### WHAT YOU HAVE TO DO
Repeat each entry exactly and drop the pictures.

### RECORDS SUPPLIED
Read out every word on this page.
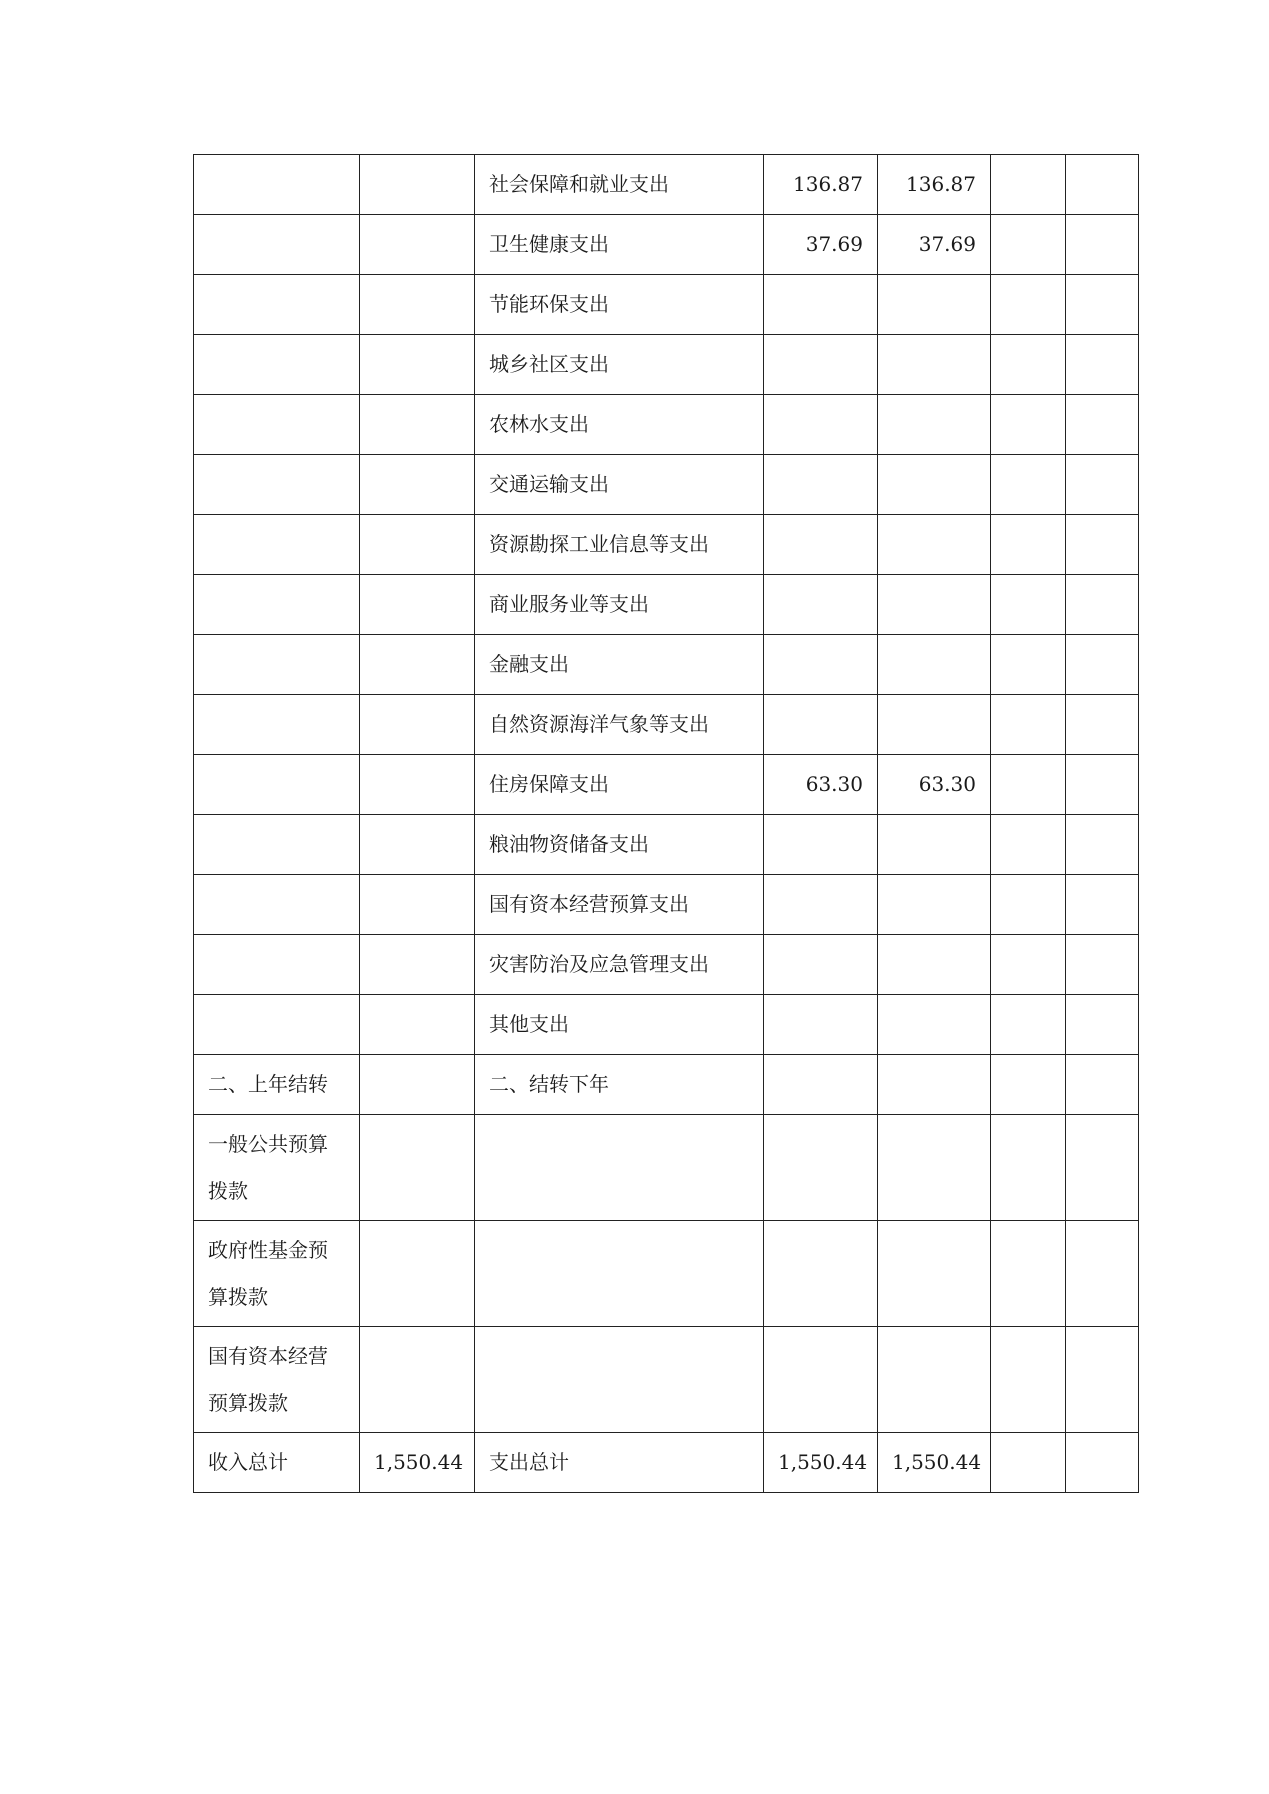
		社会保障和就业支出	136.87	136.87		
		卫生健康支出	37.69	37.69		
		节能环保支出				
		城乡社区支出				
		农林水支出				
		交通运输支出				
		资源勘探工业信息等支出				
		商业服务业等支出				
		金融支出				
		自然资源海洋气象等支出				
		住房保障支出	63.30	63.30		
		粮油物资储备支出				
		国有资本经营预算支出				
		灾害防治及应急管理支出				
		其他支出				
二、上年结转		二、结转下年				
一般公共预算拨款						
政府性基金预算拨款						
国有资本经营预算拨款						
收入总计	1,550.44	支出总计	1,550.44	1,550.44		
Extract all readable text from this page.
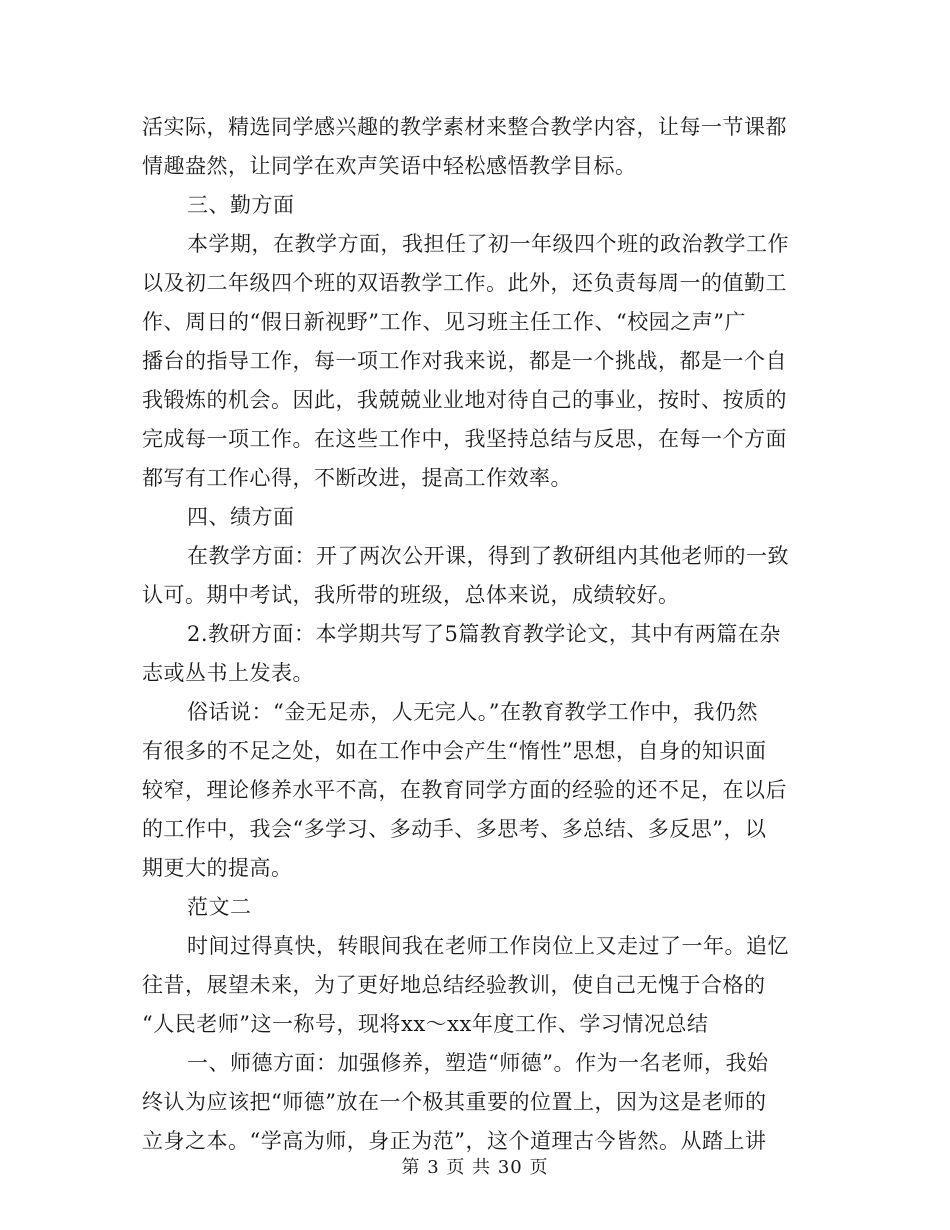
活实际，精选同学感兴趣的教学素材来整合教学内容，让每一节课都
情趣盎然，让同学在欢声笑语中轻松感悟教学目标。
三、勤方面
本学期，在教学方面，我担任了初一年级四个班的政治教学工作
以及初二年级四个班的双语教学工作。此外，还负责每周一的值勤工
作、周日的“假日新视野”工作、见习班主任工作、“校园之声”广
播台的指导工作，每一项工作对我来说，都是一个挑战，都是一个自
我锻炼的机会。因此，我兢兢业业地对待自己的事业，按时、按质的
完成每一项工作。在这些工作中，我坚持总结与反思，在每一个方面
都写有工作心得，不断改进，提高工作效率。
四、绩方面
在教学方面：开了两次公开课，得到了教研组内其他老师的一致
认可。期中考试，我所带的班级，总体来说，成绩较好。
2.教研方面：本学期共写了5篇教育教学论文，其中有两篇在杂
志或丛书上发表。
俗话说：“金无足赤，人无完人。”在教育教学工作中，我仍然
有很多的不足之处，如在工作中会产生“惰性”思想，自身的知识面
较窄，理论修养水平不高，在教育同学方面的经验的还不足，在以后
的工作中，我会“多学习、多动手、多思考、多总结、多反思”，以
期更大的提高。
范文二
时间过得真快，转眼间我在老师工作岗位上又走过了一年。追忆
往昔，展望未来，为了更好地总结经验教训，使自己无愧于合格的
“人民老师”这一称号，现将xx～xx年度工作、学习情况总结
一、师德方面：加强修养，塑造“师德”。作为一名老师，我始
终认为应该把“师德”放在一个极其重要的位置上，因为这是老师的
立身之本。“学高为师，身正为范”，这个道理古今皆然。从踏上讲
第 3 页 共 30 页
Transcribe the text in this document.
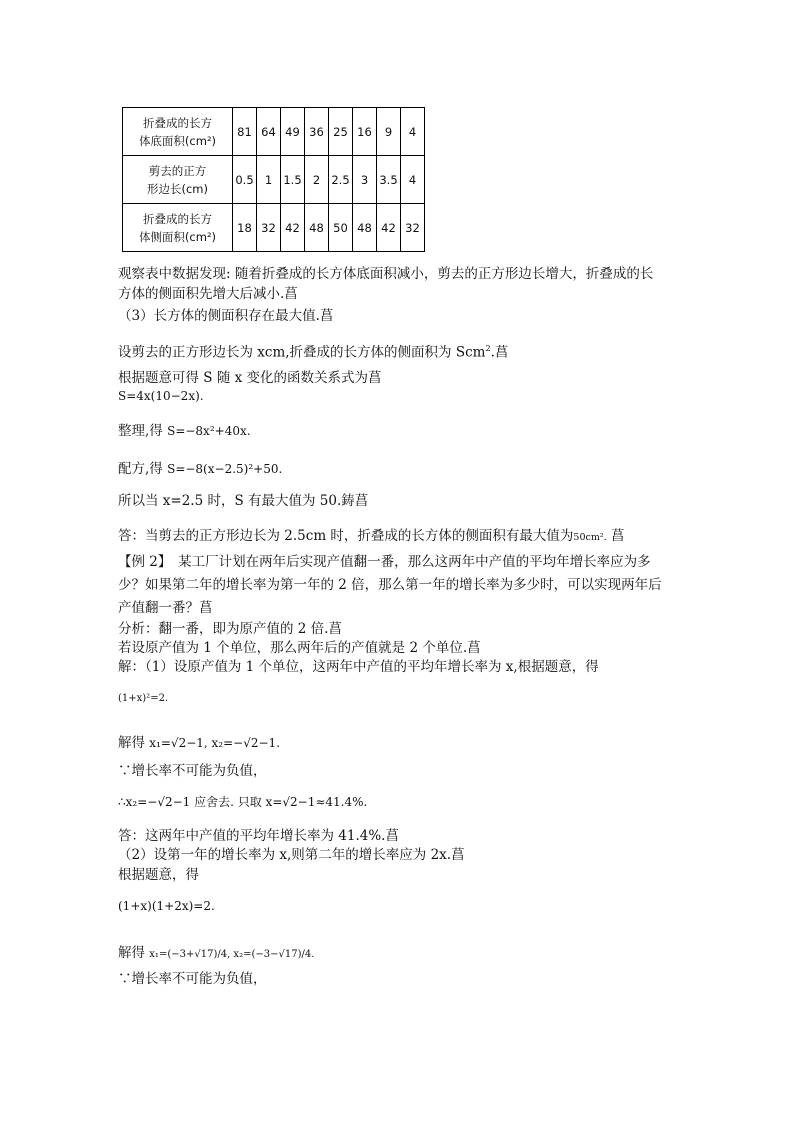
折叠成的长方
体底面积(cm²)	81	64	49	36	25	16	9	4
剪去的正方
形边长(cm)	0.5	1	1.5	2	2.5	3	3.5	4
折叠成的长方
体侧面积(cm²)	18	32	42	48	50	48	42	32
观察表中数据发现: 随着折叠成的长方体底面积减小，剪去的正方形边长增大，折叠成的长
方体的侧面积先增大后减小.菖
（3）长方体的侧面积存在最大值.菖
设剪去的正方形边长为 xcm,折叠成的长方体的侧面积为 Scm$^2$.菖
根据题意可得 S 随 x 变化的函数关系式为菖
S=4x(10−2x).
整理,得 S=−8x²+40x.
配方,得 S=−8(x−2.5)²+50.
所以当 x=2.5 时，S 有最大值为 50.鋳菖
答：当剪去的正方形边长为 2.5cm 时，折叠成的长方体的侧面积有最大值为50cm². 菖
【例 2】　某工厂计划在两年后实现产值翻一番，那么这两年中产值的平均年增长率应为多
少？如果第二年的增长率为第一年的 2 倍，那么第一年的增长率为多少时，可以实现两年后
产值翻一番？菖
分析：翻一番，即为原产值的 2 倍.菖
若设原产值为 1 个单位，那么两年后的产值就是 2 个单位.菖
解：（1）设原产值为 1 个单位，这两年中产值的平均年增长率为 x,根据题意，得
(1+x)²=2.
解得 x₁=√2−1, x₂=−√2−1.
∵增长率不可能为负值，
∴x₂=−√2−1 应舍去. 只取 x=√2−1≈41.4%.
答：这两年中产值的平均年增长率为 41.4%.菖
（2）设第一年的增长率为 x,则第二年的增长率应为 2x.菖
根据题意，得
(1+x)(1+2x)=2.
解得 x₁=(−3+√17)/4, x₂=(−3−√17)/4.
∵增长率不可能为负值，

### FULL OUTPUT
Read out every word on this page.
		社会保障和就业支出	136.87	136.87		
		卫生健康支出	37.69	37.69		
		节能环保支出				
		城乡社区支出				
		农林水支出				
		交通运输支出				
		资源勘探工业信息等支出				
		商业服务业等支出				
		金融支出				
		自然资源海洋气象等支出				
		住房保障支出	63.30	63.30		
		粮油物资储备支出				
		国有资本经营预算支出				
		灾害防治及应急管理支出				
		其他支出				
二、上年结转		二、结转下年				
一般公共预算拨款						
政府性基金预算拨款						
国有资本经营预算拨款						
收入总计	1,550.44	支出总计	1,550.44	1,550.44		
Extract all readable text from this page.
活实际，精选同学感兴趣的教学素材来整合教学内容，让每一节课都
情趣盎然，让同学在欢声笑语中轻松感悟教学目标。
三、勤方面
本学期，在教学方面，我担任了初一年级四个班的政治教学工作
以及初二年级四个班的双语教学工作。此外，还负责每周一的值勤工
作、周日的“假日新视野”工作、见习班主任工作、“校园之声”广
播台的指导工作，每一项工作对我来说，都是一个挑战，都是一个自
我锻炼的机会。因此，我兢兢业业地对待自己的事业，按时、按质的
完成每一项工作。在这些工作中，我坚持总结与反思，在每一个方面
都写有工作心得，不断改进，提高工作效率。
四、绩方面
在教学方面：开了两次公开课，得到了教研组内其他老师的一致
认可。期中考试，我所带的班级，总体来说，成绩较好。
2.教研方面：本学期共写了5篇教育教学论文，其中有两篇在杂
志或丛书上发表。
俗话说：“金无足赤，人无完人。”在教育教学工作中，我仍然
有很多的不足之处，如在工作中会产生“惰性”思想，自身的知识面
较窄，理论修养水平不高，在教育同学方面的经验的还不足，在以后
的工作中，我会“多学习、多动手、多思考、多总结、多反思”，以
期更大的提高。
范文二
时间过得真快，转眼间我在老师工作岗位上又走过了一年。追忆
往昔，展望未来，为了更好地总结经验教训，使自己无愧于合格的
“人民老师”这一称号，现将xx～xx年度工作、学习情况总结
一、师德方面：加强修养，塑造“师德”。作为一名老师，我始
终认为应该把“师德”放在一个极其重要的位置上，因为这是老师的
立身之本。“学高为师，身正为范”，这个道理古今皆然。从踏上讲
第 3 页 共 30 页
Transcribe the text in this document.
折叠成的长方
体底面积(cm²)	81	64	49	36	25	16	9	4
剪去的正方
形边长(cm)	0.5	1	1.5	2	2.5	3	3.5	4
折叠成的长方
体侧面积(cm²)	18	32	42	48	50	48	42	32
观察表中数据发现: 随着折叠成的长方体底面积减小，剪去的正方形边长增大，折叠成的长
方体的侧面积先增大后减小.菖
（3）长方体的侧面积存在最大值.菖
设剪去的正方形边长为 xcm,折叠成的长方体的侧面积为 Scm$^2$.菖
根据题意可得 S 随 x 变化的函数关系式为菖
S=4x(10−2x).
整理,得 S=−8x²+40x.
配方,得 S=−8(x−2.5)²+50.
所以当 x=2.5 时，S 有最大值为 50.鋳菖
答：当剪去的正方形边长为 2.5cm 时，折叠成的长方体的侧面积有最大值为50cm². 菖
【例 2】　某工厂计划在两年后实现产值翻一番，那么这两年中产值的平均年增长率应为多
少？如果第二年的增长率为第一年的 2 倍，那么第一年的增长率为多少时，可以实现两年后
产值翻一番？菖
分析：翻一番，即为原产值的 2 倍.菖
若设原产值为 1 个单位，那么两年后的产值就是 2 个单位.菖
解：（1）设原产值为 1 个单位，这两年中产值的平均年增长率为 x,根据题意，得
(1+x)²=2.
解得 x₁=√2−1, x₂=−√2−1.
∵增长率不可能为负值，
∴x₂=−√2−1 应舍去. 只取 x=√2−1≈41.4%.
答：这两年中产值的平均年增长率为 41.4%.菖
（2）设第一年的增长率为 x,则第二年的增长率应为 2x.菖
根据题意，得
(1+x)(1+2x)=2.
解得 x₁=(−3+√17)/4, x₂=(−3−√17)/4.
∵增长率不可能为负值，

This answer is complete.